--- START OF Task data ---
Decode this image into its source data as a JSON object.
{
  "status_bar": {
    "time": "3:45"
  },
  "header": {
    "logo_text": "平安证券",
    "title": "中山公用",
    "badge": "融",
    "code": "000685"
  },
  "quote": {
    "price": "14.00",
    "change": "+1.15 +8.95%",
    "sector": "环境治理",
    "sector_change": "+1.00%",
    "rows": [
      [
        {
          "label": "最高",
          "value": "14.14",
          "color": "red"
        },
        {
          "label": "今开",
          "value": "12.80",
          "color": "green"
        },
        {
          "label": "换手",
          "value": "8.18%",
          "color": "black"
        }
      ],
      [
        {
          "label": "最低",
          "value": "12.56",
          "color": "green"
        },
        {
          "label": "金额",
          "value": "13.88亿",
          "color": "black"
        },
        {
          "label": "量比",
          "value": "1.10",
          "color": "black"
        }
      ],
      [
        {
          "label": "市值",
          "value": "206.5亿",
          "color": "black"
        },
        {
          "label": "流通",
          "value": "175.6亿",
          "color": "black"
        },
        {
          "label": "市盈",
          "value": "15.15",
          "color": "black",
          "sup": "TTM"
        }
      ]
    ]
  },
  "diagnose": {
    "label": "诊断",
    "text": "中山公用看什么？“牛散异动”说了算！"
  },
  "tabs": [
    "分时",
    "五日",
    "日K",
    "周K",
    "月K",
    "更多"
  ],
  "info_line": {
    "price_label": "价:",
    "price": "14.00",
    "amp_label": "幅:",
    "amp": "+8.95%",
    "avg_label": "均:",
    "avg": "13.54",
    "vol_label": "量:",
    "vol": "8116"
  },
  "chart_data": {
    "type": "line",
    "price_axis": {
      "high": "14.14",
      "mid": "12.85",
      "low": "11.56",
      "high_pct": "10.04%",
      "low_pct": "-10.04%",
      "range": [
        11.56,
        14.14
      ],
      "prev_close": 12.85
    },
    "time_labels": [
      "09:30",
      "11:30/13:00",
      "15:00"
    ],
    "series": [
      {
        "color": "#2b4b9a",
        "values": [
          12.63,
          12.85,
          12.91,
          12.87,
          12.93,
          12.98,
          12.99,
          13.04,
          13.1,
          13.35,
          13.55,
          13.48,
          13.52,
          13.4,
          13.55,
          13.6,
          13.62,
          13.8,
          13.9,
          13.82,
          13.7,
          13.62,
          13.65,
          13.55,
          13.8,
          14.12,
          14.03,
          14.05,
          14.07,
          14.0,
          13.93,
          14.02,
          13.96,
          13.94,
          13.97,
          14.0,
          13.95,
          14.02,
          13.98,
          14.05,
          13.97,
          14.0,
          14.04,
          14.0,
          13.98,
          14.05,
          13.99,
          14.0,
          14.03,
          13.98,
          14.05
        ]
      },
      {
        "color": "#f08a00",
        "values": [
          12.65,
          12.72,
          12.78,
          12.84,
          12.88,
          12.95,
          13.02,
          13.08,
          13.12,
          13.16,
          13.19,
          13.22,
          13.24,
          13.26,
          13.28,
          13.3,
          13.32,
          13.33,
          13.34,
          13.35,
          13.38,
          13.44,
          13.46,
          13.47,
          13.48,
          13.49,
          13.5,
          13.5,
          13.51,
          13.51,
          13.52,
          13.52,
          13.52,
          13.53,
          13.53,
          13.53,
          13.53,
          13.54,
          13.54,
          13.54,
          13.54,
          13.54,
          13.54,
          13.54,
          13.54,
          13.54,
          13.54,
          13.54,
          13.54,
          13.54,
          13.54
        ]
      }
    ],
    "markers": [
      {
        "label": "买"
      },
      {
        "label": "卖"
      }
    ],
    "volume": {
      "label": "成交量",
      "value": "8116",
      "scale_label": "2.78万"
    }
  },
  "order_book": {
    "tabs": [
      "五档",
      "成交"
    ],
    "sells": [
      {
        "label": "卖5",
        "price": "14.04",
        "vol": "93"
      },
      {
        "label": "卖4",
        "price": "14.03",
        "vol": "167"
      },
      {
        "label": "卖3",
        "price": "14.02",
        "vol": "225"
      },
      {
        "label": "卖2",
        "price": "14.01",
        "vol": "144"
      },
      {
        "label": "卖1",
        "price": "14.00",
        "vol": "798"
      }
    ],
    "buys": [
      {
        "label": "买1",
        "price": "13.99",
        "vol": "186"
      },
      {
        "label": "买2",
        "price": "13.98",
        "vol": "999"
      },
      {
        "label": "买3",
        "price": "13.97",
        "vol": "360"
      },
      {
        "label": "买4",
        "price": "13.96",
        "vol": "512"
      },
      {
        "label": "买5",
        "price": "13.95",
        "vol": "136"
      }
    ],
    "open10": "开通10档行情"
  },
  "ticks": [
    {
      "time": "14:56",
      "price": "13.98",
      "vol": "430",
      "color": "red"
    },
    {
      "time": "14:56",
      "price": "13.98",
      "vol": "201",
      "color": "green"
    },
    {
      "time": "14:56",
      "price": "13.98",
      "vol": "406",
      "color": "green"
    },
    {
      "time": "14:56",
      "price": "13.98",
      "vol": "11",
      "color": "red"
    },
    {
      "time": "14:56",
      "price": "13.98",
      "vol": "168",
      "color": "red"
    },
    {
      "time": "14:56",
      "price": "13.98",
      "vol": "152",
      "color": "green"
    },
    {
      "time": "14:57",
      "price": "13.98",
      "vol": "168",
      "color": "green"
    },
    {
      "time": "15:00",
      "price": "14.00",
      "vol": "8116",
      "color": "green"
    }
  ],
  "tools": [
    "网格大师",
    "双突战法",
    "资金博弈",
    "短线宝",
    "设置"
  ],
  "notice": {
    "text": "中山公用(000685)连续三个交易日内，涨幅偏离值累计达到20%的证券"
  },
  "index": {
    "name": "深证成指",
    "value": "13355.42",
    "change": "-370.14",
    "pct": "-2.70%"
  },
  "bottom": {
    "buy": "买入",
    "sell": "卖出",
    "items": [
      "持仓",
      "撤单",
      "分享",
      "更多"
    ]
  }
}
--- END OF Task data ---
> **Task instructions**: Retype the data in full and match it exactly.

> **Task output**:
Decode this image into its source data as a JSON object.
{
  "status_bar": {
    "time": "3:45"
  },
  "header": {
    "logo_text": "平安证券",
    "title": "中山公用",
    "badge": "融",
    "code": "000685"
  },
  "quote": {
    "price": "14.00",
    "change": "+1.15 +8.95%",
    "sector": "环境治理",
    "sector_change": "+1.00%",
    "rows": [
      [
        {
          "label": "最高",
          "value": "14.14",
          "color": "red"
        },
        {
          "label": "今开",
          "value": "12.80",
          "color": "green"
        },
        {
          "label": "换手",
          "value": "8.18%",
          "color": "black"
        }
      ],
      [
        {
          "label": "最低",
          "value": "12.56",
          "color": "green"
        },
        {
          "label": "金额",
          "value": "13.88亿",
          "color": "black"
        },
        {
          "label": "量比",
          "value": "1.10",
          "color": "black"
        }
      ],
      [
        {
          "label": "市值",
          "value": "206.5亿",
          "color": "black"
        },
        {
          "label": "流通",
          "value": "175.6亿",
          "color": "black"
        },
        {
          "label": "市盈",
          "value": "15.15",
          "color": "black",
          "sup": "TTM"
        }
      ]
    ]
  },
  "diagnose": {
    "label": "诊断",
    "text": "中山公用看什么？“牛散异动”说了算！"
  },
  "tabs": [
    "分时",
    "五日",
    "日K",
    "周K",
    "月K",
    "更多"
  ],
  "info_line": {
    "price_label": "价:",
    "price": "14.00",
    "amp_label": "幅:",
    "amp": "+8.95%",
    "avg_label": "均:",
    "avg": "13.54",
    "vol_label": "量:",
    "vol": "8116"
  },
  "chart_data": {
    "type": "line",
    "price_axis": {
      "high": "14.14",
      "mid": "12.85",
      "low": "11.56",
      "high_pct": "10.04%",
      "low_pct": "-10.04%",
      "range": [
        11.56,
        14.14
      ],
      "prev_close": 12.85
    },
    "time_labels": [
      "09:30",
      "11:30/13:00",
      "15:00"
    ],
    "series": [
      {
        "color": "#2b4b9a",
        "values": [
          12.63,
          12.85,
          12.91,
          12.87,
          12.93,
          12.98,
          12.99,
          13.04,
          13.1,
          13.35,
          13.55,
          13.48,
          13.52,
          13.4,
          13.55,
          13.6,
          13.62,
          13.8,
          13.9,
          13.82,
          13.7,
          13.62,
          13.65,
          13.55,
          13.8,
          14.12,
          14.03,
          14.05,
          14.07,
          14.0,
          13.93,
          14.02,
          13.96,
          13.94,
          13.97,
          14.0,
          13.95,
          14.02,
          13.98,
          14.05,
          13.97,
          14.0,
          14.04,
          14.0,
          13.98,
          14.05,
          13.99,
          14.0,
          14.03,
          13.98,
          14.05
        ]
      },
      {
        "color": "#f08a00",
        "values": [
          12.65,
          12.72,
          12.78,
          12.84,
          12.88,
          12.95,
          13.02,
          13.08,
          13.12,
          13.16,
          13.19,
          13.22,
          13.24,
          13.26,
          13.28,
          13.3,
          13.32,
          13.33,
          13.34,
          13.35,
          13.38,
          13.44,
          13.46,
          13.47,
          13.48,
          13.49,
          13.5,
          13.5,
          13.51,
          13.51,
          13.52,
          13.52,
          13.52,
          13.53,
          13.53,
          13.53,
          13.53,
          13.54,
          13.54,
          13.54,
          13.54,
          13.54,
          13.54,
          13.54,
          13.54,
          13.54,
          13.54,
          13.54,
          13.54,
          13.54,
          13.54
        ]
      }
    ],
    "markers": [
      {
        "label": "买"
      },
      {
        "label": "卖"
      }
    ],
    "volume": {
      "label": "成交量",
      "value": "8116",
      "scale_label": "2.78万"
    }
  },
  "order_book": {
    "tabs": [
      "五档",
      "成交"
    ],
    "sells": [
      {
        "label": "卖5",
        "price": "14.04",
        "vol": "93"
      },
      {
        "label": "卖4",
        "price": "14.03",
        "vol": "167"
      },
      {
        "label": "卖3",
        "price": "14.02",
        "vol": "225"
      },
      {
        "label": "卖2",
        "price": "14.01",
        "vol": "144"
      },
      {
        "label": "卖1",
        "price": "14.00",
        "vol": "798"
      }
    ],
    "buys": [
      {
        "label": "买1",
        "price": "13.99",
        "vol": "186"
      },
      {
        "label": "买2",
        "price": "13.98",
        "vol": "999"
      },
      {
        "label": "买3",
        "price": "13.97",
        "vol": "360"
      },
      {
        "label": "买4",
        "price": "13.96",
        "vol": "512"
      },
      {
        "label": "买5",
        "price": "13.95",
        "vol": "136"
      }
    ],
    "open10": "开通10档行情"
  },
  "ticks": [
    {
      "time": "14:56",
      "price": "13.98",
      "vol": "430",
      "color": "red"
    },
    {
      "time": "14:56",
      "price": "13.98",
      "vol": "201",
      "color": "green"
    },
    {
      "time": "14:56",
      "price": "13.98",
      "vol": "406",
      "color": "green"
    },
    {
      "time": "14:56",
      "price": "13.98",
      "vol": "11",
      "color": "red"
    },
    {
      "time": "14:56",
      "price": "13.98",
      "vol": "168",
      "color": "red"
    },
    {
      "time": "14:56",
      "price": "13.98",
      "vol": "152",
      "color": "green"
    },
    {
      "time": "14:57",
      "price": "13.98",
      "vol": "168",
      "color": "green"
    },
    {
      "time": "15:00",
      "price": "14.00",
      "vol": "8116",
      "color": "green"
    }
  ],
  "tools": [
    "网格大师",
    "双突战法",
    "资金博弈",
    "短线宝",
    "设置"
  ],
  "notice": {
    "text": "中山公用(000685)连续三个交易日内，涨幅偏离值累计达到20%的证券"
  },
  "index": {
    "name": "深证成指",
    "value": "13355.42",
    "change": "-370.14",
    "pct": "-2.70%"
  },
  "bottom": {
    "buy": "买入",
    "sell": "卖出",
    "items": [
      "持仓",
      "撤单",
      "分享",
      "更多"
    ]
  }
}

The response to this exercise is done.